▸ **Extracted records**
»»

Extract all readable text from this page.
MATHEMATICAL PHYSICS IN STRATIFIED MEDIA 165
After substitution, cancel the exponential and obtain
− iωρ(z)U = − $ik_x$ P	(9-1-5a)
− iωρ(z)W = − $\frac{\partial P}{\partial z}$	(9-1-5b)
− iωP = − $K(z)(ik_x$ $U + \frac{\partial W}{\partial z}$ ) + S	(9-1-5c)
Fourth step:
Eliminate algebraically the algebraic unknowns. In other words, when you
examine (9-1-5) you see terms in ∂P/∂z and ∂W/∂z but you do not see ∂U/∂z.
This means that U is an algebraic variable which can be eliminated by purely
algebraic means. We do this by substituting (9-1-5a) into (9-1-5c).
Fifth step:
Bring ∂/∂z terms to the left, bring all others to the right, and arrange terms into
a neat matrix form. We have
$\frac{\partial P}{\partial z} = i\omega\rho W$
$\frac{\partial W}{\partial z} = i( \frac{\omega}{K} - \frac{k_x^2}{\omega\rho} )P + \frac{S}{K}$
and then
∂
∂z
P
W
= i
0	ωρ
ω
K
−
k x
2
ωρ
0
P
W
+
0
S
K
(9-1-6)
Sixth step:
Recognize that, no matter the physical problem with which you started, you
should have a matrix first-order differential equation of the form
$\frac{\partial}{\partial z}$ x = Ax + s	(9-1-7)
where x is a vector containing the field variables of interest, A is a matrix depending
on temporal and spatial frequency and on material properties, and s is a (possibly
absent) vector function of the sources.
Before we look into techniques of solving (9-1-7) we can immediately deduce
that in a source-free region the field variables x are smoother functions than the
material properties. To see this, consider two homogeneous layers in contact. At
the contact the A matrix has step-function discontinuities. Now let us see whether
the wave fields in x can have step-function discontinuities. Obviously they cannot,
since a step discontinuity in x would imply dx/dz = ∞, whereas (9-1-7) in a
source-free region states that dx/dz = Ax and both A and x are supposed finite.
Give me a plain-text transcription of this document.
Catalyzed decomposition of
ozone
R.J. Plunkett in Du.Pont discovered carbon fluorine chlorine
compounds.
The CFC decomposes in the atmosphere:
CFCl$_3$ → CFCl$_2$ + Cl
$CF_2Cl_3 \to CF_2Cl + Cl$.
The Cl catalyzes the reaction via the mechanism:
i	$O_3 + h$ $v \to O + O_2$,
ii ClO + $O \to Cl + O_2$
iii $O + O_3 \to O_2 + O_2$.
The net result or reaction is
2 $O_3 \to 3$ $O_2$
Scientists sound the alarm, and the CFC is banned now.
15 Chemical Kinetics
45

««

▸ **Requirements**
Repeat exactly the lines from the line containing "Give me a plain-text" through the end of the listing above; both boundary lines are part of the output.

▸ **Solution to this exercise**
Give me a plain-text transcription of this document.
Catalyzed decomposition of
ozone
R.J. Plunkett in Du.Pont discovered carbon fluorine chlorine
compounds.
The CFC decomposes in the atmosphere:
CFCl$_3$ → CFCl$_2$ + Cl
$CF_2Cl_3 \to CF_2Cl + Cl$.
The Cl catalyzes the reaction via the mechanism:
i	$O_3 + h$ $v \to O + O_2$,
ii ClO + $O \to Cl + O_2$
iii $O + O_3 \to O_2 + O_2$.
The net result or reaction is
2 $O_3 \to 3$ $O_2$
Scientists sound the alarm, and the CFC is banned now.
15 Chemical Kinetics
45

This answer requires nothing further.